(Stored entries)
_ _ _ _

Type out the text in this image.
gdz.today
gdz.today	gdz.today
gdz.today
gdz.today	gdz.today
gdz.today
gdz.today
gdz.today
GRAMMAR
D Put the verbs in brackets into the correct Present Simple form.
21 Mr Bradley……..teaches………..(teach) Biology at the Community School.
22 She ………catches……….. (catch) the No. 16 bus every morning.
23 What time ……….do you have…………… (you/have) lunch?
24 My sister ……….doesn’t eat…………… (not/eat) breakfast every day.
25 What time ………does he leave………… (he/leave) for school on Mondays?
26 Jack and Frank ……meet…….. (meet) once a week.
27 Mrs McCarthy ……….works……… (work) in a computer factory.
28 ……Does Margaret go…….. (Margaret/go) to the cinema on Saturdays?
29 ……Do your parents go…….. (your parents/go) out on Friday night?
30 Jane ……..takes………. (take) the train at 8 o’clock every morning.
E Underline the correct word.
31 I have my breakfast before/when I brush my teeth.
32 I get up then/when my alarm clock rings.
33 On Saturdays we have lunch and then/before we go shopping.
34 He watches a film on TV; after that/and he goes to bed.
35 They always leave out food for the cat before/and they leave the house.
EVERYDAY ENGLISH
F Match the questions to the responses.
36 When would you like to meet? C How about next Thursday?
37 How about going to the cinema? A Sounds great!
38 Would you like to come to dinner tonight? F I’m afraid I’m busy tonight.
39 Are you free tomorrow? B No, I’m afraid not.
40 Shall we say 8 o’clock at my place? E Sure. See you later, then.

_ _ _ _

[TASK OBJECTIVE] Nothing in the listing may be changed; retype it all exactly.

[SOLVED EXERCISE]
Type out the text in this image.
gdz.today
gdz.today	gdz.today
gdz.today
gdz.today	gdz.today
gdz.today
gdz.today
gdz.today
GRAMMAR
D Put the verbs in brackets into the correct Present Simple form.
21 Mr Bradley……..teaches………..(teach) Biology at the Community School.
22 She ………catches……….. (catch) the No. 16 bus every morning.
23 What time ……….do you have…………… (you/have) lunch?
24 My sister ……….doesn’t eat…………… (not/eat) breakfast every day.
25 What time ………does he leave………… (he/leave) for school on Mondays?
26 Jack and Frank ……meet…….. (meet) once a week.
27 Mrs McCarthy ……….works……… (work) in a computer factory.
28 ……Does Margaret go…….. (Margaret/go) to the cinema on Saturdays?
29 ……Do your parents go…….. (your parents/go) out on Friday night?
30 Jane ……..takes………. (take) the train at 8 o’clock every morning.
E Underline the correct word.
31 I have my breakfast before/when I brush my teeth.
32 I get up then/when my alarm clock rings.
33 On Saturdays we have lunch and then/before we go shopping.
34 He watches a film on TV; after that/and he goes to bed.
35 They always leave out food for the cat before/and they leave the house.
EVERYDAY ENGLISH
F Match the questions to the responses.
36 When would you like to meet? C How about next Thursday?
37 How about going to the cinema? A Sounds great!
38 Would you like to come to dinner tonight? F I’m afraid I’m busy tonight.
39 Are you free tomorrow? B No, I’m afraid not.
40 Shall we say 8 o’clock at my place? E Sure. See you later, then.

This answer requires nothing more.